Identify all lines of the data containing the string "JSON" and copy them.

<<<<

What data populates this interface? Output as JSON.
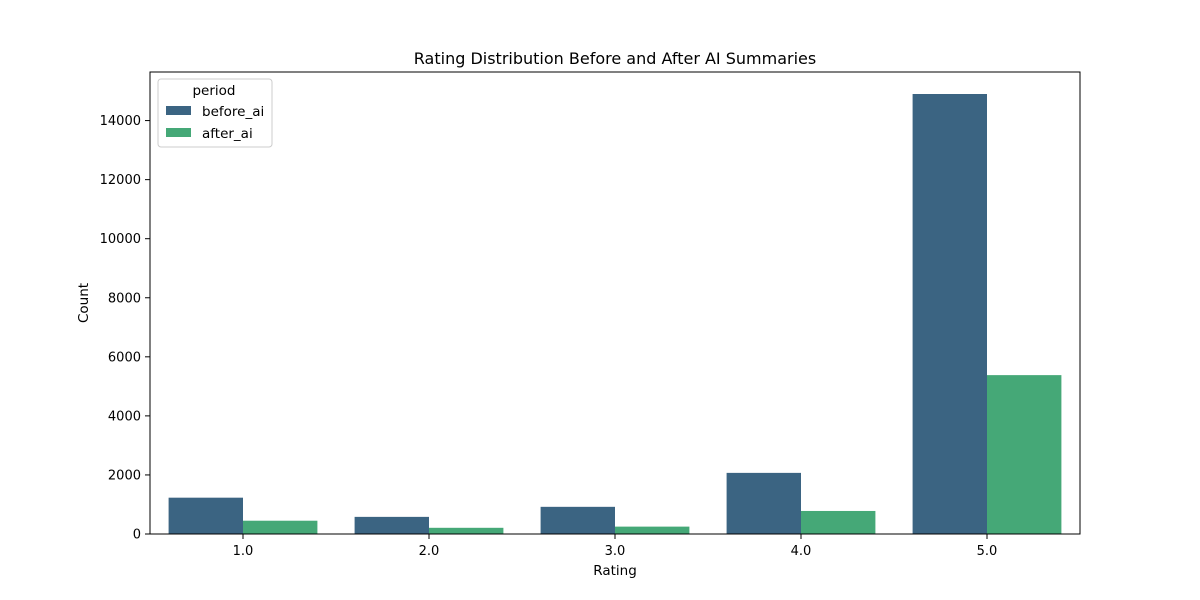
{
  "chart_data": {
    "type": "bar",
    "title": "Rating Distribution Before and After AI Summaries",
    "xlabel": "Rating",
    "ylabel": "Count",
    "categories": [
      "1.0",
      "2.0",
      "3.0",
      "4.0",
      "5.0"
    ],
    "series": [
      {
        "name": "before_ai",
        "color": "#3b6482",
        "values": [
          1230,
          580,
          920,
          2070,
          14900
        ]
      },
      {
        "name": "after_ai",
        "color": "#45a877",
        "values": [
          450,
          210,
          250,
          780,
          5380
        ]
      }
    ],
    "ylim": [
      0,
      15645
    ],
    "yticks": [
      0,
      2000,
      4000,
      6000,
      8000,
      10000,
      12000,
      14000
    ],
    "grid": false,
    "legend": {
      "title": "period",
      "placement": "top-left"
    }
  }
}
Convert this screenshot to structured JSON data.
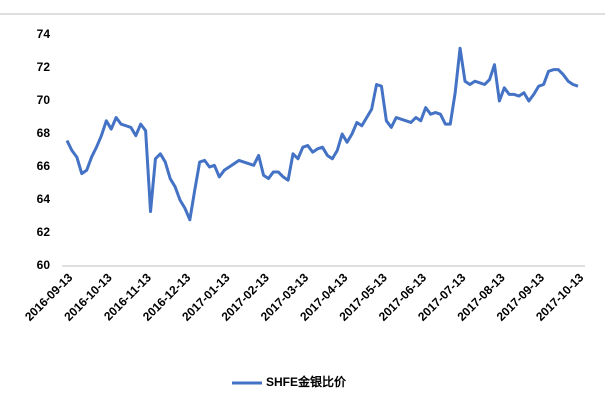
{
  "chart_data": {
    "type": "line",
    "categories": [
      "2016-09-13",
      null,
      null,
      null,
      null,
      null,
      null,
      null,
      "2016-10-13",
      null,
      null,
      null,
      null,
      null,
      null,
      null,
      "2016-11-13",
      null,
      null,
      null,
      null,
      null,
      null,
      null,
      "2016-12-13",
      null,
      null,
      null,
      null,
      null,
      null,
      null,
      "2017-01-13",
      null,
      null,
      null,
      null,
      null,
      null,
      null,
      "2017-02-13",
      null,
      null,
      null,
      null,
      null,
      null,
      null,
      "2017-03-13",
      null,
      null,
      null,
      null,
      null,
      null,
      null,
      "2017-04-13",
      null,
      null,
      null,
      null,
      null,
      null,
      null,
      "2017-05-13",
      null,
      null,
      null,
      null,
      null,
      null,
      null,
      "2017-06-13",
      null,
      null,
      null,
      null,
      null,
      null,
      null,
      "2017-07-13",
      null,
      null,
      null,
      null,
      null,
      null,
      null,
      "2017-08-13",
      null,
      null,
      null,
      null,
      null,
      null,
      null,
      "2017-09-13",
      null,
      null,
      null,
      null,
      null,
      null,
      null,
      "2017-10-13"
    ],
    "series": [
      {
        "name": "SHFE金银比价",
        "color": "#4472c4",
        "values": [
          67.6,
          67.0,
          66.6,
          65.6,
          65.8,
          66.6,
          67.2,
          67.9,
          68.8,
          68.3,
          69.0,
          68.6,
          68.5,
          68.4,
          67.9,
          68.6,
          68.2,
          63.3,
          66.5,
          66.8,
          66.3,
          65.3,
          64.8,
          64.0,
          63.5,
          62.8,
          64.6,
          66.3,
          66.4,
          66.0,
          66.1,
          65.4,
          65.8,
          66.0,
          66.2,
          66.4,
          66.3,
          66.2,
          66.1,
          66.7,
          65.5,
          65.3,
          65.7,
          65.7,
          65.4,
          65.2,
          66.8,
          66.5,
          67.2,
          67.3,
          66.9,
          67.1,
          67.2,
          66.7,
          66.5,
          67.0,
          68.0,
          67.5,
          68.0,
          68.7,
          68.5,
          69.0,
          69.5,
          71.0,
          70.9,
          68.8,
          68.4,
          69.0,
          68.9,
          68.8,
          68.7,
          69.0,
          68.8,
          69.6,
          69.2,
          69.3,
          69.2,
          68.6,
          68.6,
          70.5,
          73.2,
          71.2,
          71.0,
          71.2,
          71.1,
          71.0,
          71.3,
          72.2,
          70.0,
          70.8,
          70.4,
          70.4,
          70.3,
          70.5,
          70.0,
          70.4,
          70.9,
          71.0,
          71.8,
          71.9,
          71.9,
          71.6,
          71.2,
          71.0,
          70.9
        ]
      }
    ],
    "ylim": [
      60,
      74
    ],
    "yticks": [
      60,
      62,
      64,
      66,
      68,
      70,
      72,
      74
    ],
    "grid": false,
    "legend": "bottom"
  }
}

>>>>

_RESULT_.
What data populates this interface? Output as JSON.
Convert this screenshot to structured JSON data.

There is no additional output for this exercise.